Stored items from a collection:
-- BEGIN --

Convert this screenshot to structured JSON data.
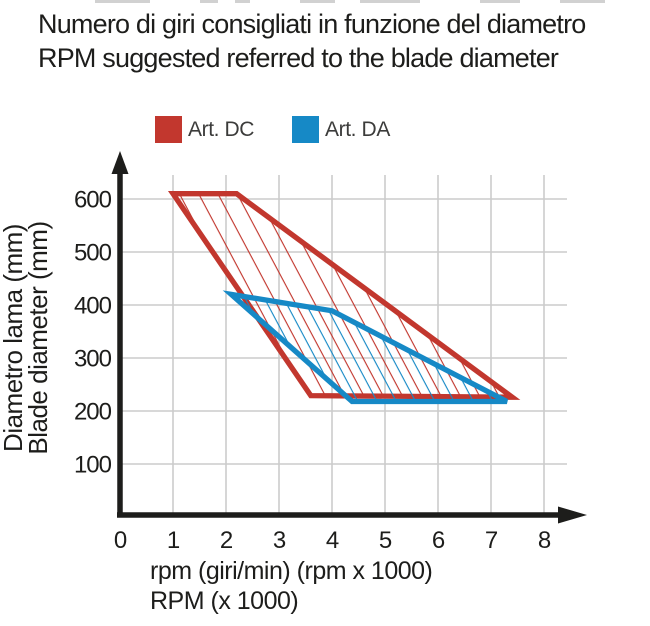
{
  "title": {
    "line1": "Numero di giri consigliati in funzione del diametro",
    "line2": "RPM suggested referred to the blade diameter"
  },
  "legend": [
    {
      "label": "Art. DC",
      "color": "#c2372e"
    },
    {
      "label": "Art. DA",
      "color": "#1689c6"
    }
  ],
  "colors": {
    "axis": "#1d1d1b",
    "grid": "#cbcbcb",
    "text": "#1d1d1b"
  },
  "chart_data": {
    "type": "area",
    "title_line1": "Numero di giri consigliati in funzione del diametro",
    "title_line2": "RPM suggested referred to the blade diameter",
    "xlabel_line1": "rpm (giri/min) (rpm x 1000)",
    "xlabel_line2": "RPM (x 1000)",
    "ylabel_line1": "Diametro lama (mm)",
    "ylabel_line2": "Blade diameter (mm)",
    "xlim": [
      0,
      8.5
    ],
    "ylim": [
      0,
      660
    ],
    "grid": true,
    "legend_position": "top",
    "x_ticks": [
      0,
      1,
      2,
      3,
      4,
      5,
      6,
      7,
      8
    ],
    "y_ticks": [
      100,
      200,
      300,
      400,
      500,
      600
    ],
    "series": [
      {
        "name": "Art. DC",
        "color": "#c2372e",
        "polygon": [
          [
            1.0,
            610
          ],
          [
            2.2,
            610
          ],
          [
            7.4,
            226
          ],
          [
            3.6,
            229
          ]
        ]
      },
      {
        "name": "Art. DA",
        "color": "#1689c6",
        "polygon": [
          [
            2.1,
            420
          ],
          [
            4.0,
            389
          ],
          [
            7.3,
            218
          ],
          [
            4.38,
            218
          ]
        ]
      }
    ],
    "hatch": {
      "angle_deg": 62,
      "spacing": 17,
      "stroke_width": 2.3
    }
  }
}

-- END --

- Work required
An exact transcription of all the entries is required, without the pictures.

- Result of the task
Convert this screenshot to structured JSON data.
{
  "title": {
    "line1": "Numero di giri consigliati in funzione del diametro",
    "line2": "RPM suggested referred to the blade diameter"
  },
  "legend": [
    {
      "label": "Art. DC",
      "color": "#c2372e"
    },
    {
      "label": "Art. DA",
      "color": "#1689c6"
    }
  ],
  "colors": {
    "axis": "#1d1d1b",
    "grid": "#cbcbcb",
    "text": "#1d1d1b"
  },
  "chart_data": {
    "type": "area",
    "title_line1": "Numero di giri consigliati in funzione del diametro",
    "title_line2": "RPM suggested referred to the blade diameter",
    "xlabel_line1": "rpm (giri/min) (rpm x 1000)",
    "xlabel_line2": "RPM (x 1000)",
    "ylabel_line1": "Diametro lama (mm)",
    "ylabel_line2": "Blade diameter (mm)",
    "xlim": [
      0,
      8.5
    ],
    "ylim": [
      0,
      660
    ],
    "grid": true,
    "legend_position": "top",
    "x_ticks": [
      0,
      1,
      2,
      3,
      4,
      5,
      6,
      7,
      8
    ],
    "y_ticks": [
      100,
      200,
      300,
      400,
      500,
      600
    ],
    "series": [
      {
        "name": "Art. DC",
        "color": "#c2372e",
        "polygon": [
          [
            1.0,
            610
          ],
          [
            2.2,
            610
          ],
          [
            7.4,
            226
          ],
          [
            3.6,
            229
          ]
        ]
      },
      {
        "name": "Art. DA",
        "color": "#1689c6",
        "polygon": [
          [
            2.1,
            420
          ],
          [
            4.0,
            389
          ],
          [
            7.3,
            218
          ],
          [
            4.38,
            218
          ]
        ]
      }
    ],
    "hatch": {
      "angle_deg": 62,
      "spacing": 17,
      "stroke_width": 2.3
    }
  }
}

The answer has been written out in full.